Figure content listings

────────

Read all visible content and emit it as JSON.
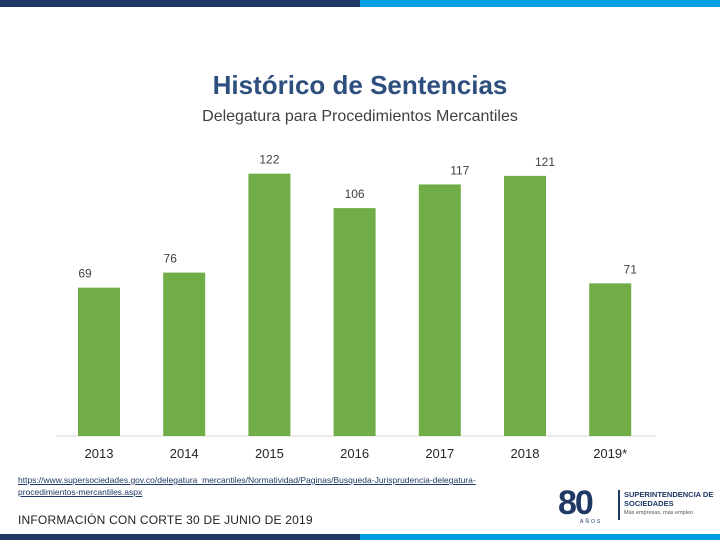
{
  "header": {
    "title": "Histórico de Sentencias",
    "subtitle": "Delegatura para Procedimientos Mercantiles"
  },
  "chart_data": {
    "type": "bar",
    "title": "Histórico de Sentencias",
    "subtitle": "Delegatura para Procedimientos Mercantiles",
    "categories": [
      "2013",
      "2014",
      "2015",
      "2016",
      "2017",
      "2018",
      "2019*"
    ],
    "values": [
      69,
      76,
      122,
      106,
      117,
      121,
      71
    ],
    "data_labels": [
      "69",
      "76",
      "122",
      "106",
      "117",
      "121",
      "71"
    ],
    "xlabel": "",
    "ylabel": "",
    "ylim": [
      0,
      130
    ],
    "grid": false,
    "bar_color": "#70ad47"
  },
  "footer": {
    "link": "https://www.supersociedades.gov.co/delegatura_mercantiles/Normatividad/Paginas/Busqueda-Jurisprudencia-delegatura-procedimientos-mercantiles.aspx",
    "cutoff": "INFORMACIÓN CON CORTE 30 DE JUNIO DE 2019"
  },
  "logo": {
    "number": "80",
    "anos": "AÑOS",
    "name": "SUPERINTENDENCIA DE SOCIEDADES",
    "tagline": "Más empresas, más empleo"
  },
  "colors": {
    "top_bar_left": "#1f3864",
    "top_bar_right": "#00a0e3",
    "title": "#2e4f7e",
    "bars": "#70ad47"
  }
}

────────

> **What to produce**: Every entry must be transcribed exactly. Pictures do not belong in the copy.

> **Complete answer**:
Read all visible content and emit it as JSON.
{
  "header": {
    "title": "Histórico de Sentencias",
    "subtitle": "Delegatura para Procedimientos Mercantiles"
  },
  "chart_data": {
    "type": "bar",
    "title": "Histórico de Sentencias",
    "subtitle": "Delegatura para Procedimientos Mercantiles",
    "categories": [
      "2013",
      "2014",
      "2015",
      "2016",
      "2017",
      "2018",
      "2019*"
    ],
    "values": [
      69,
      76,
      122,
      106,
      117,
      121,
      71
    ],
    "data_labels": [
      "69",
      "76",
      "122",
      "106",
      "117",
      "121",
      "71"
    ],
    "xlabel": "",
    "ylabel": "",
    "ylim": [
      0,
      130
    ],
    "grid": false,
    "bar_color": "#70ad47"
  },
  "footer": {
    "link": "https://www.supersociedades.gov.co/delegatura_mercantiles/Normatividad/Paginas/Busqueda-Jurisprudencia-delegatura-procedimientos-mercantiles.aspx",
    "cutoff": "INFORMACIÓN CON CORTE 30 DE JUNIO DE 2019"
  },
  "logo": {
    "number": "80",
    "anos": "AÑOS",
    "name": "SUPERINTENDENCIA DE SOCIEDADES",
    "tagline": "Más empresas, más empleo"
  },
  "colors": {
    "top_bar_left": "#1f3864",
    "top_bar_right": "#00a0e3",
    "title": "#2e4f7e",
    "bars": "#70ad47"
  }
}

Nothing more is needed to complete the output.